What to do: Give, as a bare number, the count of lines that contain the word "Слой".

Supplied data:
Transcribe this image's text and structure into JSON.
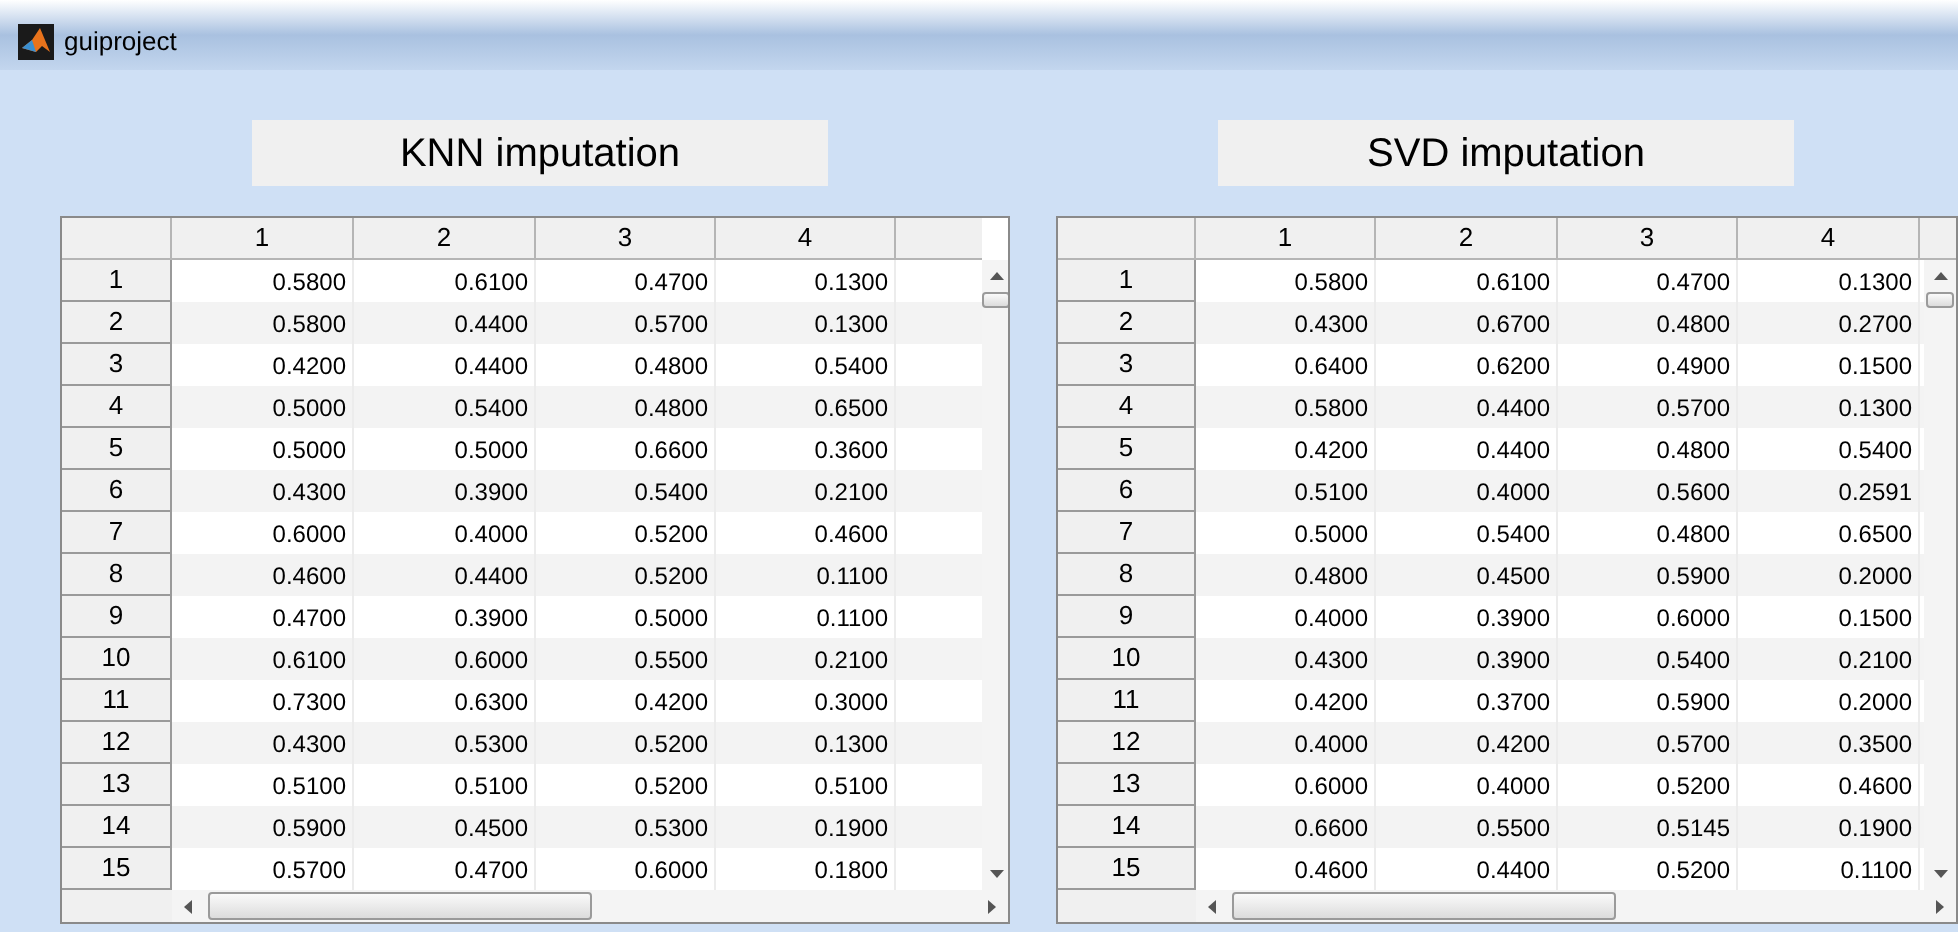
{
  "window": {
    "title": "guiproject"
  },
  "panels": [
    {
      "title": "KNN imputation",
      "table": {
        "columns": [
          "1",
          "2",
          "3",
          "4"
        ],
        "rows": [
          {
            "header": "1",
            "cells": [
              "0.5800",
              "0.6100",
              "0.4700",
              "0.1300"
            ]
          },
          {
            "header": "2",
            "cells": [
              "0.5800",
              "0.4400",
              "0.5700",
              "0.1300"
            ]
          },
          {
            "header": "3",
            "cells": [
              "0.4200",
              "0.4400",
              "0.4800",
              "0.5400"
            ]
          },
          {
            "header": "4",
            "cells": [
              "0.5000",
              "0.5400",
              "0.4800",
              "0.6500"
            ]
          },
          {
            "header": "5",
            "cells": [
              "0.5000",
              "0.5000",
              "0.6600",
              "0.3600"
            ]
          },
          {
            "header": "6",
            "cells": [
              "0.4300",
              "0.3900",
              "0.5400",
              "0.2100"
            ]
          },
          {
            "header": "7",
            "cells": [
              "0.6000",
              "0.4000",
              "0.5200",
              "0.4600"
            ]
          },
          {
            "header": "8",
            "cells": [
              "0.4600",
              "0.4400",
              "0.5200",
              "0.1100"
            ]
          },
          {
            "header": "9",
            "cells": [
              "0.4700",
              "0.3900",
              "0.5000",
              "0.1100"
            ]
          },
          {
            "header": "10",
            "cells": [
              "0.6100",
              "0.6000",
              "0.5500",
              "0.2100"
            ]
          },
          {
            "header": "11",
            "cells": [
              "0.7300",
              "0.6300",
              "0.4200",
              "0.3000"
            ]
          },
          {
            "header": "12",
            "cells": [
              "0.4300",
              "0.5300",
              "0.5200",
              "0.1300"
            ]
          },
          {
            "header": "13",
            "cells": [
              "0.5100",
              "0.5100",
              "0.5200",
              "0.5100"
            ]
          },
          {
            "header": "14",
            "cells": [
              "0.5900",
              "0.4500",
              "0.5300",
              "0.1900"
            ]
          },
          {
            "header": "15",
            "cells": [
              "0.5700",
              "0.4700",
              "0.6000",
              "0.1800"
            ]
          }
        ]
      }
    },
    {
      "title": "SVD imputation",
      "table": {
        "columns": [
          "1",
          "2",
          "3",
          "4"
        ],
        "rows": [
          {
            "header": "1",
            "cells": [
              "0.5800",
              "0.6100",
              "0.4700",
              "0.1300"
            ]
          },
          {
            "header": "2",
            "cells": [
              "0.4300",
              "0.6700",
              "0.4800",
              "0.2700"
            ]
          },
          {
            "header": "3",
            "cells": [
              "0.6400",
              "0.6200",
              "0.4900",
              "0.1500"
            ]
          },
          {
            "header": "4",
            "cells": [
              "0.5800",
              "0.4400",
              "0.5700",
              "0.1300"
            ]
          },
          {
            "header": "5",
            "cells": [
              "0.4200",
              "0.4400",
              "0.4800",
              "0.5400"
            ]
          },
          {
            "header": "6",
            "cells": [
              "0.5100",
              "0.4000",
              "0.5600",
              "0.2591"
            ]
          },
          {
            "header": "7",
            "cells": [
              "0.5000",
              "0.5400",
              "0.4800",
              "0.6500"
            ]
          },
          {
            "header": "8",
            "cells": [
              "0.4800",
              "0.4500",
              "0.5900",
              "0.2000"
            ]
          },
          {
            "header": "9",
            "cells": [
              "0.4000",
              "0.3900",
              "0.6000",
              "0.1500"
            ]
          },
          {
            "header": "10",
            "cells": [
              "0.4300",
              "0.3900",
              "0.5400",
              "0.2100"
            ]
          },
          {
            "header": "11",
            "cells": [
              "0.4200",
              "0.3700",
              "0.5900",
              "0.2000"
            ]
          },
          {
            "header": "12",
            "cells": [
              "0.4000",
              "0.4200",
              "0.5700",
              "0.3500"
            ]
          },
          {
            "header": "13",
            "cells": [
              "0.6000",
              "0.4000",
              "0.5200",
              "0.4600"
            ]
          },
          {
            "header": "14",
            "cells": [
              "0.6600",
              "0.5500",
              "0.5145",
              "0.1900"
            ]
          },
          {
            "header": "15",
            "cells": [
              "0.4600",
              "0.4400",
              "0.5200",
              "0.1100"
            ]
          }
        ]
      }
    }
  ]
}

...

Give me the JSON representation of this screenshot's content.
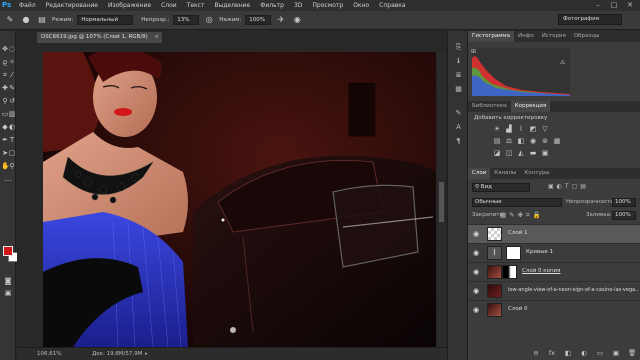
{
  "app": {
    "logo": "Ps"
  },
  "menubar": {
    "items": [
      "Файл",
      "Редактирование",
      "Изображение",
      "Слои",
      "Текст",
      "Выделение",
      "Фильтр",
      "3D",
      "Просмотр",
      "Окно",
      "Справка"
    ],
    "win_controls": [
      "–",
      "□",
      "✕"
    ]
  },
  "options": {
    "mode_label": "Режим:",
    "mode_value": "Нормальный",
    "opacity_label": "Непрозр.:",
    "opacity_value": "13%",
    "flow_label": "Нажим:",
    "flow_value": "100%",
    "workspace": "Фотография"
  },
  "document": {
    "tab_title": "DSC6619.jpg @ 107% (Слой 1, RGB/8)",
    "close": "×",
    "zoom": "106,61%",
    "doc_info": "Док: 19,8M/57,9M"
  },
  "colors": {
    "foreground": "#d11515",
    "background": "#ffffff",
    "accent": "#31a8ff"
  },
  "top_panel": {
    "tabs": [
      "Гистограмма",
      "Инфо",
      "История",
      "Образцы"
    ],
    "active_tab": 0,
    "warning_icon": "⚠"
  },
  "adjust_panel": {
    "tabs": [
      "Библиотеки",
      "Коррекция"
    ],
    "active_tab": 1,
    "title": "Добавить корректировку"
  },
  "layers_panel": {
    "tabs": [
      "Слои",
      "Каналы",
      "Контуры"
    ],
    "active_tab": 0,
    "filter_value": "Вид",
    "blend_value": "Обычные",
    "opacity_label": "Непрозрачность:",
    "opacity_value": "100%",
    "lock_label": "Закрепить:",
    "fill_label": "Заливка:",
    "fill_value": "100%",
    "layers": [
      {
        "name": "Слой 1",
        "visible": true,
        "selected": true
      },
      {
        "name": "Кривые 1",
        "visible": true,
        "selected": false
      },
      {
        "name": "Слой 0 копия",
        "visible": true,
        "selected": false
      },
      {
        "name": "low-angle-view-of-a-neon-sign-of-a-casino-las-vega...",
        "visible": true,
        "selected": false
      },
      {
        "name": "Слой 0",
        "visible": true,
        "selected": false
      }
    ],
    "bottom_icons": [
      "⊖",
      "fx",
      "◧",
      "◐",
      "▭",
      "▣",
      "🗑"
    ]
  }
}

Output for this task: 4